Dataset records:
•••••
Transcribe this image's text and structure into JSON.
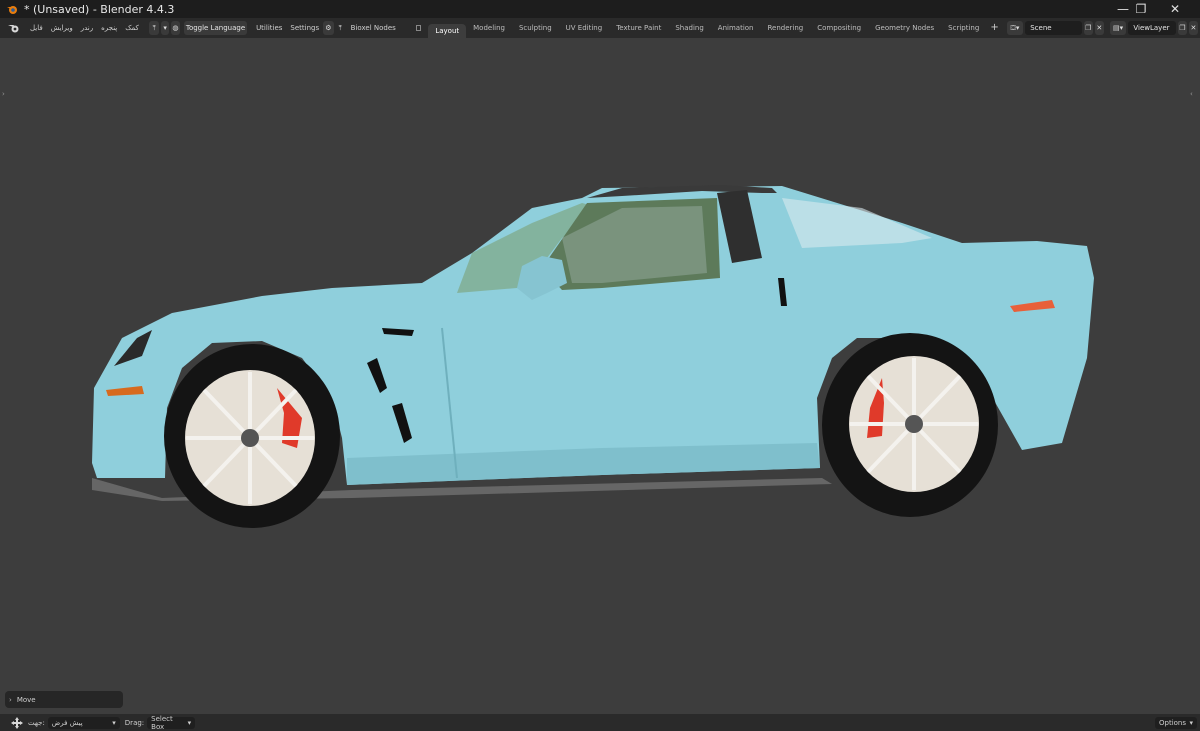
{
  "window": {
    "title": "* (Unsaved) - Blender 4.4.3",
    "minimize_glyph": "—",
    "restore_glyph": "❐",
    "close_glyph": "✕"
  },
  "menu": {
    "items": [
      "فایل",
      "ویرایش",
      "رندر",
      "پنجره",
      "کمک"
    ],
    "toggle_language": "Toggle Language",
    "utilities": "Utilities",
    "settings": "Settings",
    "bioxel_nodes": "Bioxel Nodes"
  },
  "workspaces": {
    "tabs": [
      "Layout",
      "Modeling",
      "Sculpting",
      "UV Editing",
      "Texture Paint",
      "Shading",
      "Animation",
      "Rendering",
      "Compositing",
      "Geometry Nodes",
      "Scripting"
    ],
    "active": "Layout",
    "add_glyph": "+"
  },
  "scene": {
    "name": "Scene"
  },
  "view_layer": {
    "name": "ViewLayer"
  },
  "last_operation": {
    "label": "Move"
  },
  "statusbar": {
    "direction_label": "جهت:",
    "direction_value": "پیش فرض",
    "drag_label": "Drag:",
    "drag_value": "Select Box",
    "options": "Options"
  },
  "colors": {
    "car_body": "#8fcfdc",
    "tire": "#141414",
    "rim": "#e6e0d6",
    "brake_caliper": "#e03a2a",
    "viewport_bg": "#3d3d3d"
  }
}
•••••
Look above for every line with the word "Nodes" and copy it.

» The result:
    "bioxel_nodes": "Bioxel Nodes"
      "Geometry Nodes",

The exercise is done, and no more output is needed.